=== Input material ===

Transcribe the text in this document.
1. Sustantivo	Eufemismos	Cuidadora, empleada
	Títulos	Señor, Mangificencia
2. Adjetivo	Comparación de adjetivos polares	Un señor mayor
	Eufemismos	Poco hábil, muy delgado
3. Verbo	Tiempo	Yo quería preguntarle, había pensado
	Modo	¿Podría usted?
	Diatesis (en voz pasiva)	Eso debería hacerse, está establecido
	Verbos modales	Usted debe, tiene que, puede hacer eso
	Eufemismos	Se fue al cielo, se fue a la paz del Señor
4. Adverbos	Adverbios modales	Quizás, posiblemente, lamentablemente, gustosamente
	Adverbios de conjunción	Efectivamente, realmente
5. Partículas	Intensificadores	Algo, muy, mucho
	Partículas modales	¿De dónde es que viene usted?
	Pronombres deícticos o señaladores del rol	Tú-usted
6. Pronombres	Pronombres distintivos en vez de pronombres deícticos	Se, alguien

===

> **Direction**:
Every record above needs to be repeated word for word.

> **Full output**:
Transcribe the text in this document.
1. Sustantivo	Eufemismos	Cuidadora, empleada
	Títulos	Señor, Mangificencia
2. Adjetivo	Comparación de adjetivos polares	Un señor mayor
	Eufemismos	Poco hábil, muy delgado
3. Verbo	Tiempo	Yo quería preguntarle, había pensado
	Modo	¿Podría usted?
	Diatesis (en voz pasiva)	Eso debería hacerse, está establecido
	Verbos modales	Usted debe, tiene que, puede hacer eso
	Eufemismos	Se fue al cielo, se fue a la paz del Señor
4. Adverbos	Adverbios modales	Quizás, posiblemente, lamentablemente, gustosamente
	Adverbios de conjunción	Efectivamente, realmente
5. Partículas	Intensificadores	Algo, muy, mucho
	Partículas modales	¿De dónde es que viene usted?
	Pronombres deícticos o señaladores del rol	Tú-usted
6. Pronombres	Pronombres distintivos en vez de pronombres deícticos	Se, alguien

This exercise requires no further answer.